TASK DETAILS:
Every line that contains the word "scenarios" should be copied out.
□ □ □ □ □
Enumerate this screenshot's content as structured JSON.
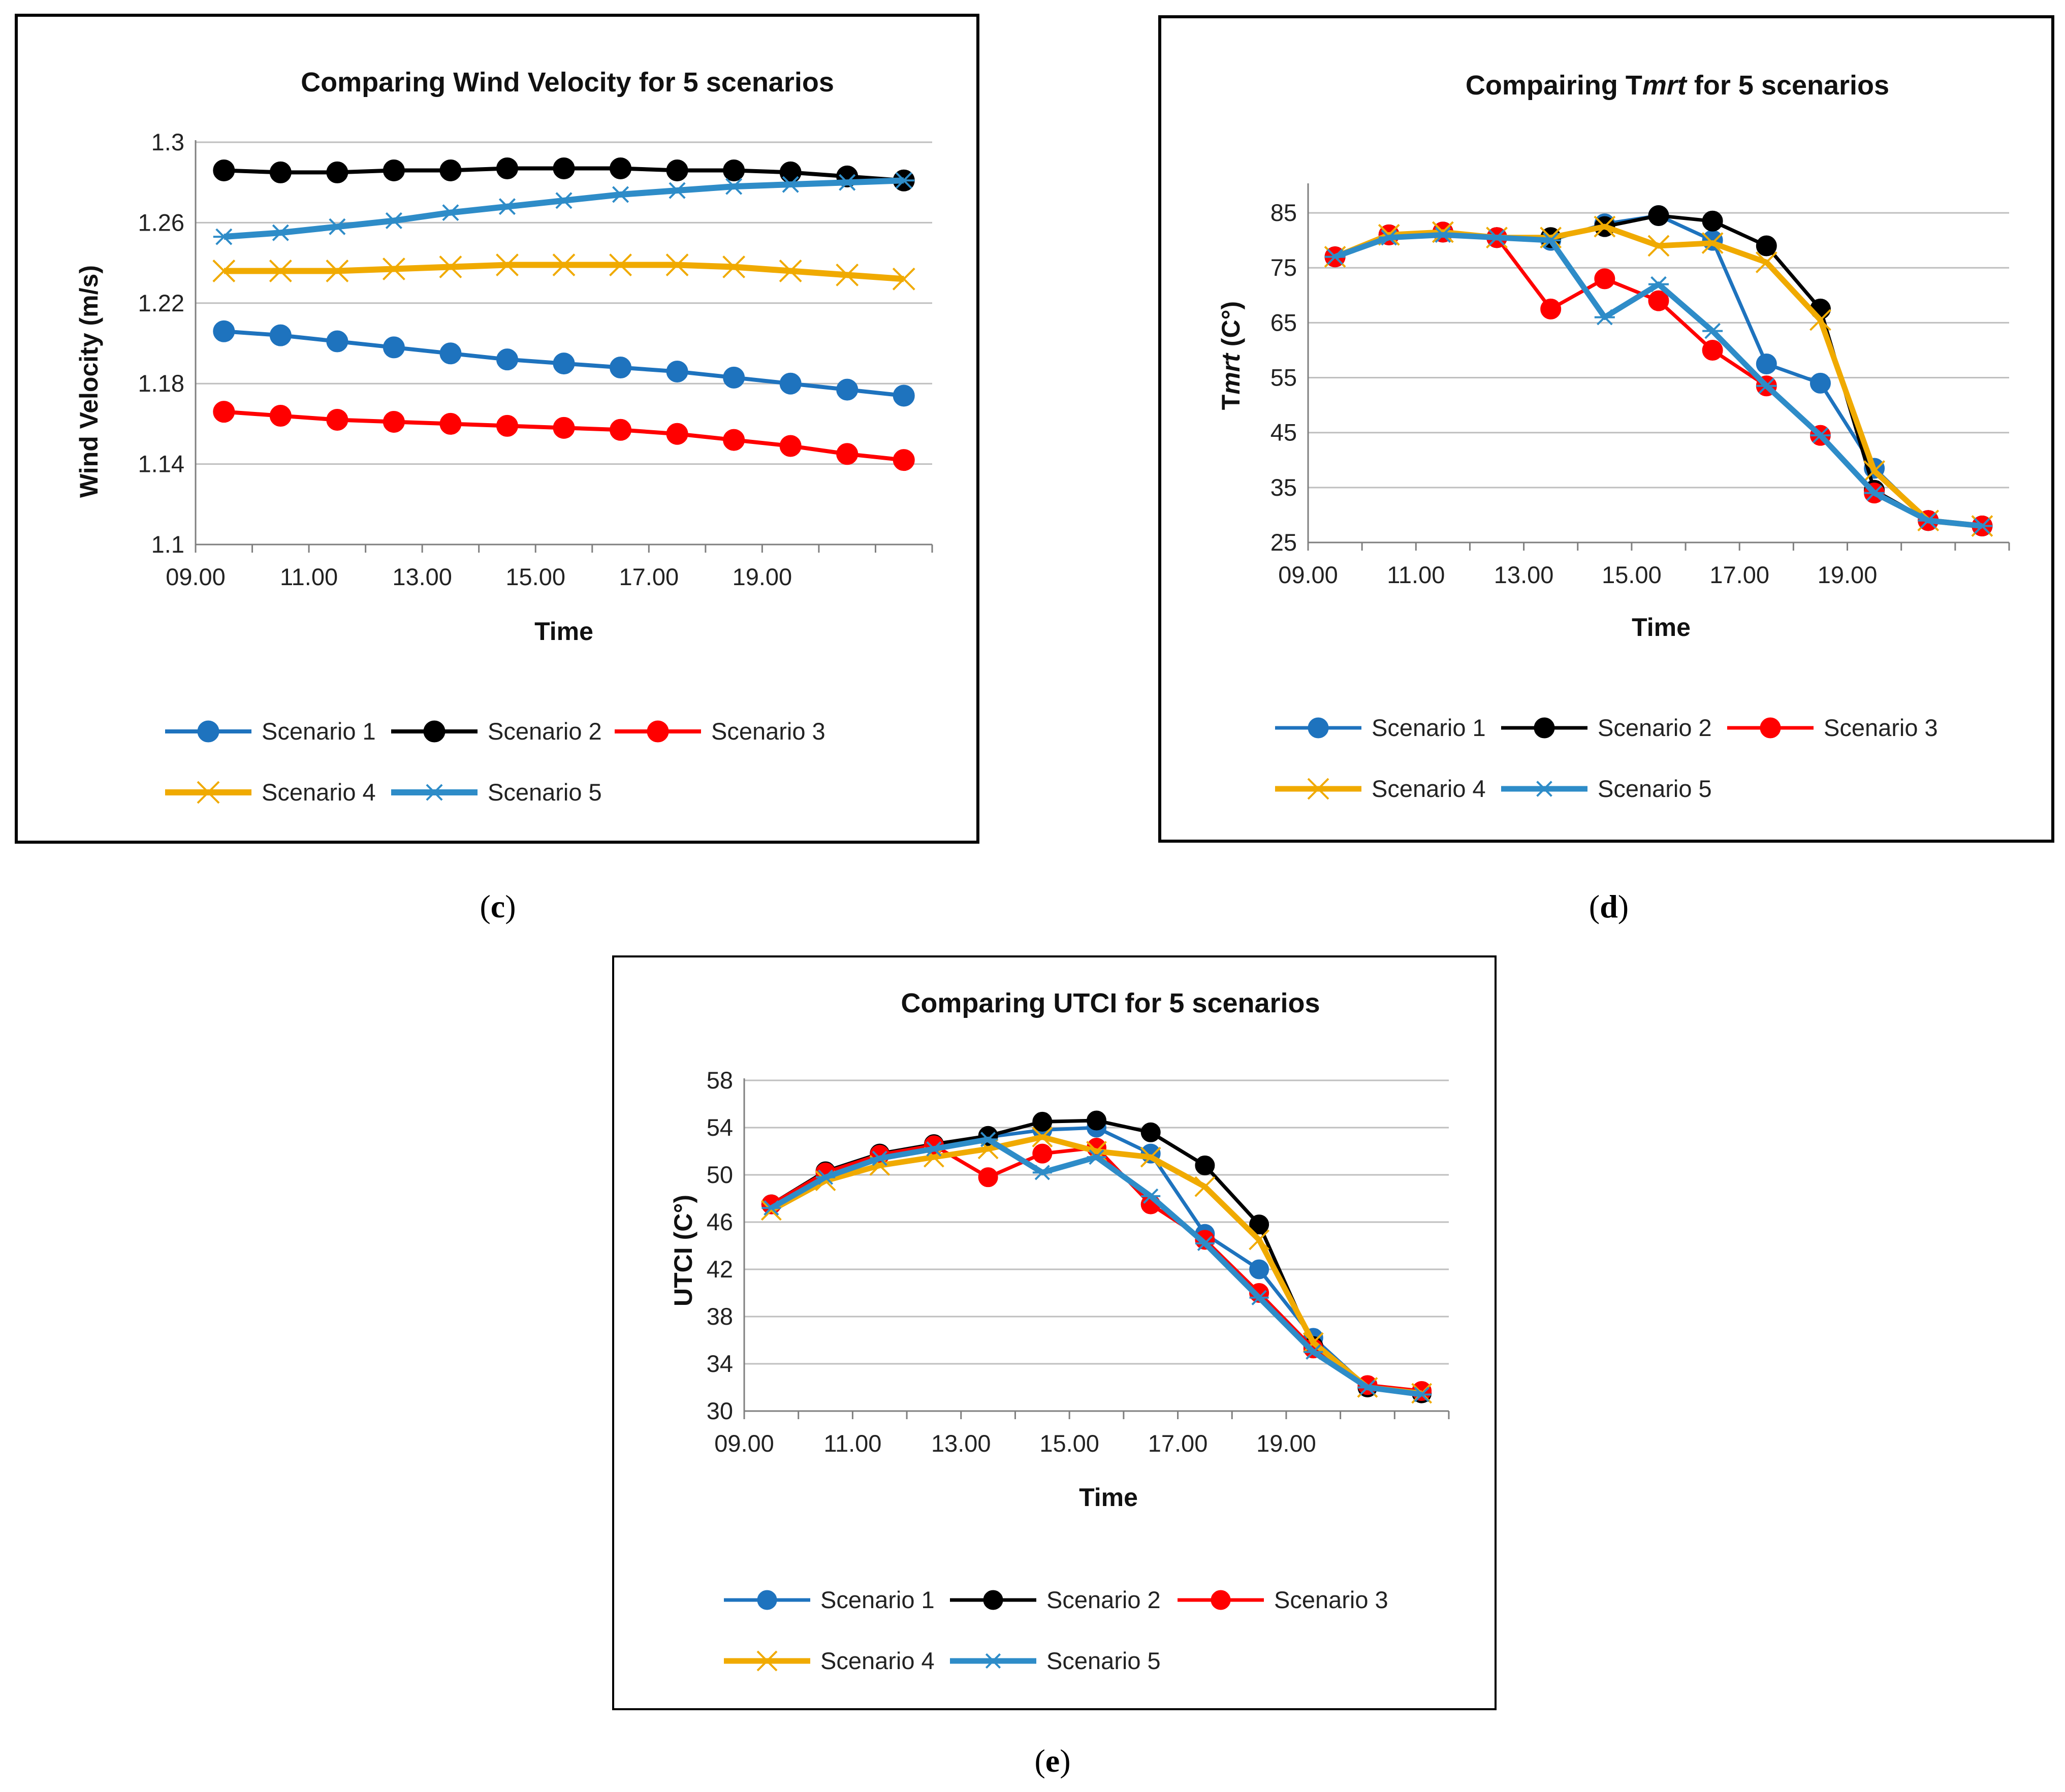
{
  "captions": {
    "c": "c",
    "d": "d",
    "e": "e"
  },
  "legend": [
    "Scenario 1",
    "Scenario 2",
    "Scenario 3",
    "Scenario 4",
    "Scenario 5"
  ],
  "series_styles": [
    {
      "name": "Scenario 1",
      "color": "#1E73BE",
      "marker": "circle"
    },
    {
      "name": "Scenario 2",
      "color": "#000000",
      "marker": "circle"
    },
    {
      "name": "Scenario 3",
      "color": "#FF0000",
      "marker": "circle"
    },
    {
      "name": "Scenario 4",
      "color": "#F0AA00",
      "marker": "x"
    },
    {
      "name": "Scenario 5",
      "color": "#2E8CC8",
      "marker": "star"
    }
  ],
  "chart_data": [
    {
      "id": "c",
      "type": "line",
      "title": "Comparing Wind Velocity for 5 scenarios",
      "xlabel": "Time",
      "ylabel": "Wind Velocity (m/s)",
      "ylim": [
        1.1,
        1.3
      ],
      "yticks": [
        "1.1",
        "1.14",
        "1.18",
        "1.22",
        "1.26",
        "1.3"
      ],
      "x_tick_labels": [
        "09.00",
        "11.00",
        "13.00",
        "15.00",
        "17.00",
        "19.00"
      ],
      "x": [
        9,
        10,
        11,
        12,
        13,
        14,
        15,
        16,
        17,
        18,
        19,
        20,
        21
      ],
      "series": [
        {
          "name": "Scenario 1",
          "values": [
            1.206,
            1.204,
            1.201,
            1.198,
            1.195,
            1.192,
            1.19,
            1.188,
            1.186,
            1.183,
            1.18,
            1.177,
            1.174
          ]
        },
        {
          "name": "Scenario 2",
          "values": [
            1.286,
            1.285,
            1.285,
            1.286,
            1.286,
            1.287,
            1.287,
            1.287,
            1.286,
            1.286,
            1.285,
            1.283,
            1.281
          ]
        },
        {
          "name": "Scenario 3",
          "values": [
            1.166,
            1.164,
            1.162,
            1.161,
            1.16,
            1.159,
            1.158,
            1.157,
            1.155,
            1.152,
            1.149,
            1.145,
            1.142
          ]
        },
        {
          "name": "Scenario 4",
          "values": [
            1.236,
            1.236,
            1.236,
            1.237,
            1.238,
            1.239,
            1.239,
            1.239,
            1.239,
            1.238,
            1.236,
            1.234,
            1.232
          ]
        },
        {
          "name": "Scenario 5",
          "values": [
            1.253,
            1.255,
            1.258,
            1.261,
            1.265,
            1.268,
            1.271,
            1.274,
            1.276,
            1.278,
            1.279,
            1.28,
            1.281
          ]
        }
      ]
    },
    {
      "id": "d",
      "type": "line",
      "title_parts": [
        {
          "text": "Compairing T",
          "italic": false
        },
        {
          "text": "mrt",
          "italic": true
        },
        {
          "text": " for 5 scenarios",
          "italic": false
        }
      ],
      "xlabel": "Time",
      "ylabel_parts": [
        {
          "text": "T",
          "italic": false
        },
        {
          "text": "mrt",
          "italic": true
        },
        {
          "text": " (C°)",
          "italic": false
        }
      ],
      "ylim": [
        25,
        90
      ],
      "yticks": [
        "25",
        "35",
        "45",
        "55",
        "65",
        "75",
        "85"
      ],
      "x_tick_labels": [
        "09.00",
        "11.00",
        "13.00",
        "15.00",
        "17.00",
        "19.00"
      ],
      "x": [
        9,
        10,
        11,
        12,
        13,
        14,
        15,
        16,
        17,
        18,
        19,
        20,
        21
      ],
      "series": [
        {
          "name": "Scenario 1",
          "values": [
            77,
            81,
            81.5,
            80.5,
            80,
            83,
            84.5,
            80,
            57.5,
            54,
            38.5,
            29,
            28
          ]
        },
        {
          "name": "Scenario 2",
          "values": [
            77,
            81,
            81.5,
            80.5,
            80.5,
            82.5,
            84.5,
            83.5,
            79,
            67.5,
            34.5,
            29,
            28
          ]
        },
        {
          "name": "Scenario 3",
          "values": [
            77,
            81,
            81.5,
            80.5,
            67.5,
            73,
            69,
            60,
            53.5,
            44.5,
            34,
            29,
            28
          ]
        },
        {
          "name": "Scenario 4",
          "values": [
            77,
            81,
            81.5,
            80.5,
            80.5,
            82.5,
            79,
            79.5,
            76,
            65.5,
            38,
            29,
            28
          ]
        },
        {
          "name": "Scenario 5",
          "values": [
            77,
            80.5,
            81,
            80.5,
            80,
            66,
            72,
            63.5,
            53.5,
            44.5,
            34,
            29,
            28
          ]
        }
      ]
    },
    {
      "id": "e",
      "type": "line",
      "title": "Comparing UTCI for 5 scenarios",
      "xlabel": "Time",
      "ylabel": "UTCI (C°)",
      "ylim": [
        30,
        58
      ],
      "yticks": [
        "30",
        "34",
        "38",
        "42",
        "46",
        "50",
        "54",
        "58"
      ],
      "x_tick_labels": [
        "09.00",
        "11.00",
        "13.00",
        "15.00",
        "17.00",
        "19.00"
      ],
      "x": [
        9,
        10,
        11,
        12,
        13,
        14,
        15,
        16,
        17,
        18,
        19,
        20,
        21
      ],
      "series": [
        {
          "name": "Scenario 1",
          "values": [
            47.5,
            50.3,
            51.8,
            52.5,
            53.2,
            53.8,
            54,
            51.8,
            45,
            42,
            36.2,
            32,
            31.5
          ]
        },
        {
          "name": "Scenario 2",
          "values": [
            47.5,
            50.3,
            51.8,
            52.6,
            53.3,
            54.5,
            54.6,
            53.6,
            50.8,
            45.8,
            35.5,
            32,
            31.5
          ]
        },
        {
          "name": "Scenario 3",
          "values": [
            47.5,
            50.2,
            51.7,
            52.5,
            49.8,
            51.8,
            52.3,
            47.5,
            44.5,
            40,
            35.3,
            32.2,
            31.7
          ]
        },
        {
          "name": "Scenario 4",
          "values": [
            47,
            49.5,
            50.8,
            51.5,
            52.2,
            53.2,
            52,
            51.5,
            49,
            44.5,
            35.8,
            32,
            31.5
          ]
        },
        {
          "name": "Scenario 5",
          "values": [
            47.2,
            49.8,
            51.4,
            52.2,
            53,
            50.2,
            51.5,
            48.2,
            44.2,
            39.6,
            35,
            32,
            31.4
          ]
        }
      ]
    }
  ]
}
□ □ □ □ □
EXERCISE SOLUTION:
      "title": "Comparing Wind Velocity for 5 scenarios",
          "text": " for 5 scenarios",
      "title": "Comparing UTCI for 5 scenarios",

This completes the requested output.